### Data extract ###

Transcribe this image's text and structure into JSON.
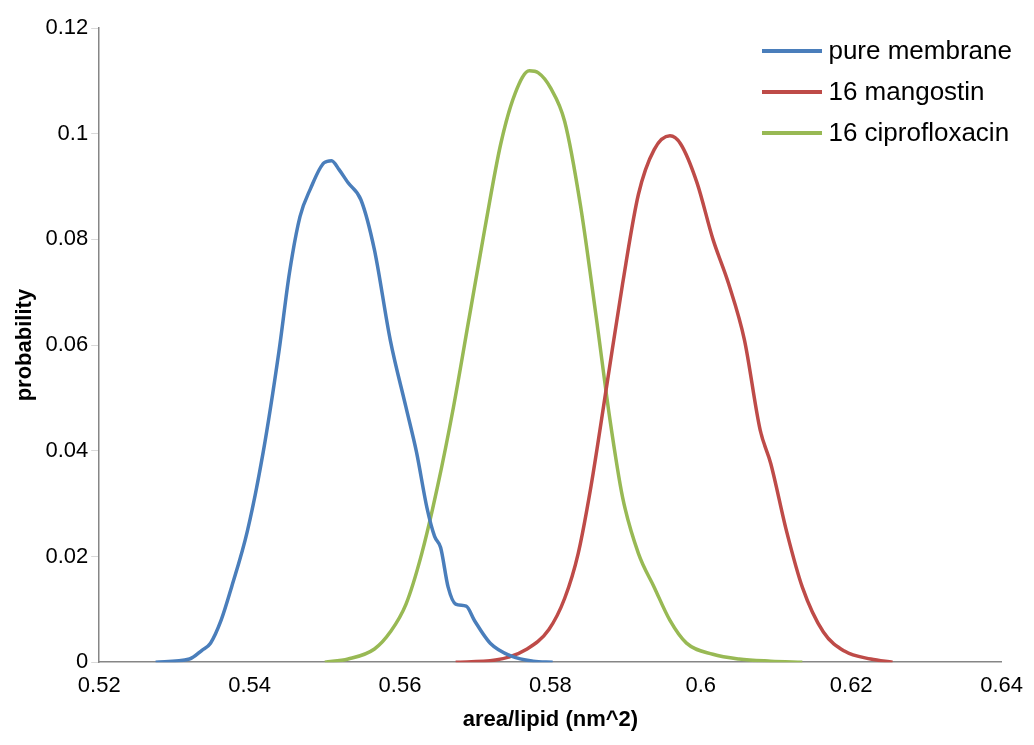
{
  "chart_data": {
    "type": "line",
    "xlabel": "area/lipid (nm^2)",
    "ylabel": "probability",
    "xlim": [
      0.52,
      0.64
    ],
    "xticks": [
      0.52,
      0.54,
      0.56,
      0.58,
      0.6,
      0.62,
      0.64
    ],
    "ylim": [
      0,
      0.12
    ],
    "yticks": [
      0,
      0.02,
      0.04,
      0.06,
      0.08,
      0.1,
      0.12
    ],
    "grid": false,
    "legend": "top right",
    "marker": "none",
    "line_style": "solid",
    "series": [
      {
        "name": "pure membrane",
        "color": "#4a7ebb",
        "x": [
          0.5275,
          0.532,
          0.5337,
          0.5348,
          0.5362,
          0.5376,
          0.5397,
          0.5418,
          0.5439,
          0.5453,
          0.5467,
          0.5481,
          0.5499,
          0.5509,
          0.5519,
          0.5531,
          0.5548,
          0.5566,
          0.5587,
          0.5608,
          0.5622,
          0.5636,
          0.5646,
          0.5654,
          0.5664,
          0.5674,
          0.5688,
          0.5699,
          0.572,
          0.5749,
          0.5777,
          0.5803
        ],
        "values": [
          0,
          0.0006,
          0.0023,
          0.0036,
          0.0079,
          0.0142,
          0.0248,
          0.0397,
          0.0588,
          0.0737,
          0.0843,
          0.0896,
          0.0945,
          0.0949,
          0.0932,
          0.0907,
          0.0875,
          0.078,
          0.061,
          0.0482,
          0.0397,
          0.0291,
          0.0238,
          0.0217,
          0.0142,
          0.011,
          0.0106,
          0.0079,
          0.0036,
          0.0011,
          0.0002,
          0
        ]
      },
      {
        "name": "16 mangostin",
        "color": "#be4b48",
        "x": [
          0.5674,
          0.5727,
          0.5769,
          0.5798,
          0.5819,
          0.5837,
          0.5854,
          0.5875,
          0.5896,
          0.5917,
          0.5938,
          0.5959,
          0.5973,
          0.5995,
          0.6016,
          0.6037,
          0.6058,
          0.6079,
          0.6093,
          0.6114,
          0.6135,
          0.6163,
          0.6191,
          0.6226,
          0.6255
        ],
        "values": [
          0,
          0.0004,
          0.0025,
          0.0062,
          0.0121,
          0.0206,
          0.0333,
          0.0524,
          0.0716,
          0.0885,
          0.097,
          0.0996,
          0.0981,
          0.0907,
          0.0801,
          0.0716,
          0.061,
          0.0439,
          0.0376,
          0.0248,
          0.0142,
          0.0057,
          0.0021,
          0.0006,
          0
        ]
      },
      {
        "name": "16 ciprofloxacin",
        "color": "#98b954",
        "x": [
          0.55,
          0.5531,
          0.5566,
          0.5587,
          0.5608,
          0.5629,
          0.565,
          0.5671,
          0.5692,
          0.5713,
          0.5734,
          0.5753,
          0.5772,
          0.5784,
          0.58,
          0.5819,
          0.584,
          0.5861,
          0.5879,
          0.5896,
          0.5917,
          0.5938,
          0.5959,
          0.5981,
          0.6016,
          0.6051,
          0.6093,
          0.6135
        ],
        "values": [
          0,
          0.0006,
          0.0025,
          0.0057,
          0.011,
          0.0206,
          0.0333,
          0.0482,
          0.0652,
          0.0822,
          0.0981,
          0.1076,
          0.1119,
          0.1115,
          0.1087,
          0.1023,
          0.0864,
          0.0652,
          0.0461,
          0.0312,
          0.0206,
          0.0142,
          0.0079,
          0.0036,
          0.0015,
          0.0006,
          0.0002,
          0
        ]
      }
    ]
  }
}
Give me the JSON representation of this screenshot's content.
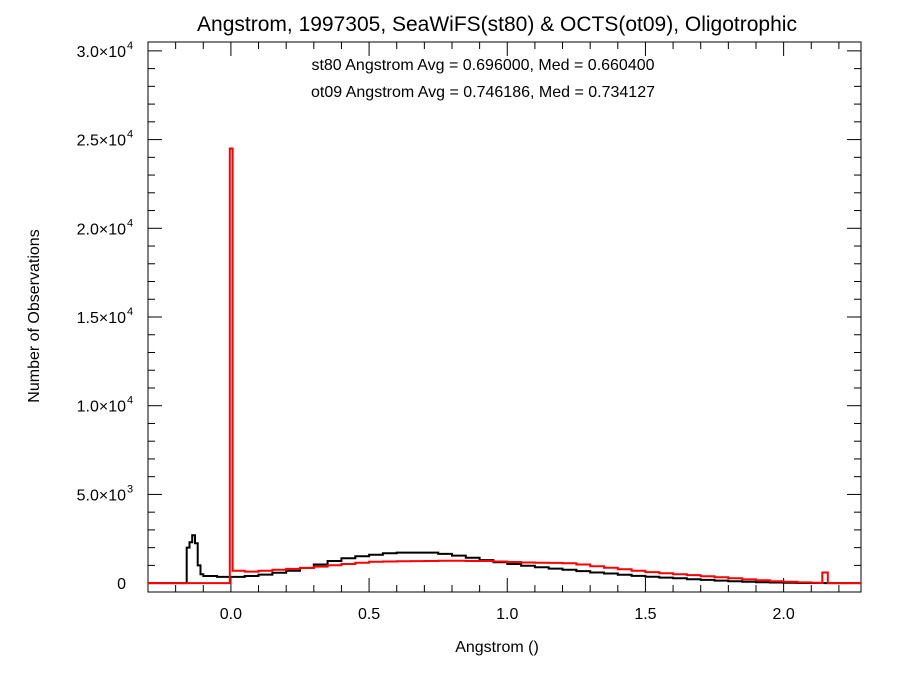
{
  "chart_data": {
    "type": "line",
    "title": "Angstrom, 1997305, SeaWiFS(st80) & OCTS(ot09), Oligotrophic",
    "xlabel": "Angstrom ()",
    "ylabel": "Number of Observations",
    "xlim": [
      -0.3,
      2.28
    ],
    "ylim": [
      -500,
      30500
    ],
    "x_ticks": [
      0.0,
      0.5,
      1.0,
      1.5,
      2.0
    ],
    "x_tick_labels": [
      "0.0",
      "0.5",
      "1.0",
      "1.5",
      "2.0"
    ],
    "y_ticks": [
      {
        "value": 0,
        "mantissa": "0",
        "exponent": ""
      },
      {
        "value": 5000,
        "mantissa": "5.0×10",
        "exponent": "3"
      },
      {
        "value": 10000,
        "mantissa": "1.0×10",
        "exponent": "4"
      },
      {
        "value": 15000,
        "mantissa": "1.5×10",
        "exponent": "4"
      },
      {
        "value": 20000,
        "mantissa": "2.0×10",
        "exponent": "4"
      },
      {
        "value": 25000,
        "mantissa": "2.5×10",
        "exponent": "4"
      },
      {
        "value": 30000,
        "mantissa": "3.0×10",
        "exponent": "4"
      }
    ],
    "annotations": [
      {
        "text": "st80 Angstrom Avg = 0.696000, Med = 0.660400",
        "color": "#000000"
      },
      {
        "text": "ot09 Angstrom Avg = 0.746186, Med = 0.734127",
        "color": "#ff0000"
      }
    ],
    "series": [
      {
        "color": "#000000",
        "x": [
          -0.3,
          -0.17,
          -0.16,
          -0.15,
          -0.14,
          -0.13,
          -0.12,
          -0.11,
          -0.1,
          -0.05,
          0.0,
          0.05,
          0.1,
          0.15,
          0.2,
          0.25,
          0.3,
          0.35,
          0.4,
          0.45,
          0.5,
          0.55,
          0.6,
          0.65,
          0.7,
          0.75,
          0.8,
          0.85,
          0.9,
          0.95,
          1.0,
          1.05,
          1.1,
          1.15,
          1.2,
          1.25,
          1.3,
          1.35,
          1.4,
          1.45,
          1.5,
          1.55,
          1.6,
          1.65,
          1.7,
          1.75,
          1.8,
          1.85,
          1.9,
          1.95,
          2.0,
          2.05,
          2.1,
          2.15,
          2.28
        ],
        "y": [
          0,
          0,
          2000,
          2300,
          2700,
          2250,
          1000,
          500,
          400,
          350,
          350,
          400,
          480,
          580,
          700,
          860,
          1050,
          1250,
          1400,
          1520,
          1600,
          1680,
          1720,
          1720,
          1720,
          1650,
          1550,
          1430,
          1300,
          1180,
          1080,
          980,
          900,
          820,
          750,
          680,
          600,
          540,
          470,
          410,
          360,
          310,
          270,
          220,
          180,
          140,
          110,
          80,
          55,
          35,
          20,
          10,
          5,
          0,
          0
        ]
      },
      {
        "color": "#ff0000",
        "x": [
          -0.3,
          -0.005,
          -0.004,
          0.005,
          0.006,
          0.05,
          0.1,
          0.15,
          0.2,
          0.25,
          0.3,
          0.35,
          0.4,
          0.45,
          0.5,
          0.55,
          0.6,
          0.65,
          0.7,
          0.75,
          0.8,
          0.85,
          0.9,
          0.95,
          1.0,
          1.05,
          1.1,
          1.15,
          1.2,
          1.25,
          1.3,
          1.35,
          1.4,
          1.45,
          1.5,
          1.55,
          1.6,
          1.65,
          1.7,
          1.75,
          1.8,
          1.85,
          1.9,
          1.95,
          2.0,
          2.05,
          2.1,
          2.13,
          2.14,
          2.15,
          2.16,
          2.28
        ],
        "y": [
          0,
          0,
          24500,
          24500,
          700,
          650,
          700,
          750,
          800,
          850,
          930,
          1010,
          1080,
          1150,
          1200,
          1220,
          1230,
          1240,
          1250,
          1260,
          1260,
          1250,
          1250,
          1220,
          1190,
          1160,
          1150,
          1140,
          1120,
          1050,
          950,
          870,
          780,
          700,
          620,
          560,
          500,
          450,
          390,
          330,
          270,
          210,
          160,
          110,
          80,
          40,
          20,
          10,
          600,
          600,
          0,
          0
        ]
      }
    ]
  }
}
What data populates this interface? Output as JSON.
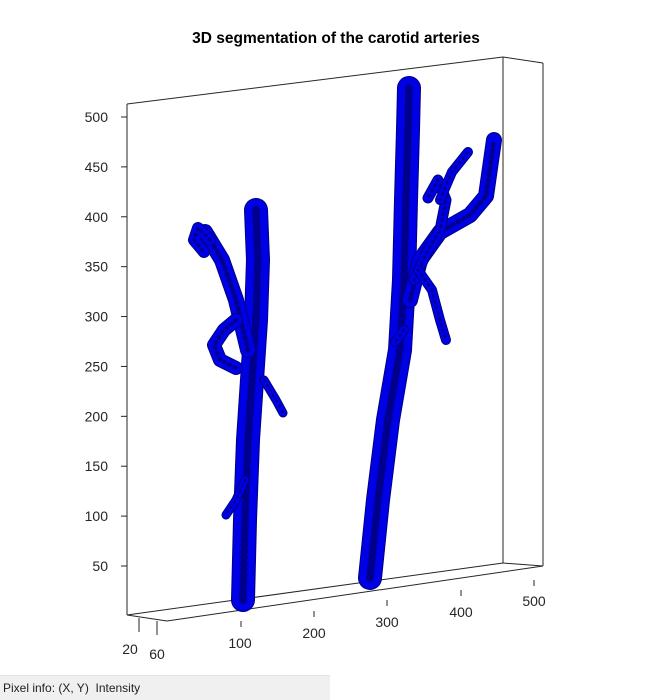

###

- Task goal -
Filter the listing for the word "JSON" and copy every line that holds it.

- Response for this exercise -
Transcribe this image's text and structure into JSON.
Give me the JSON representation of this screenshot's content.
What data populates this interface? Output as JSON.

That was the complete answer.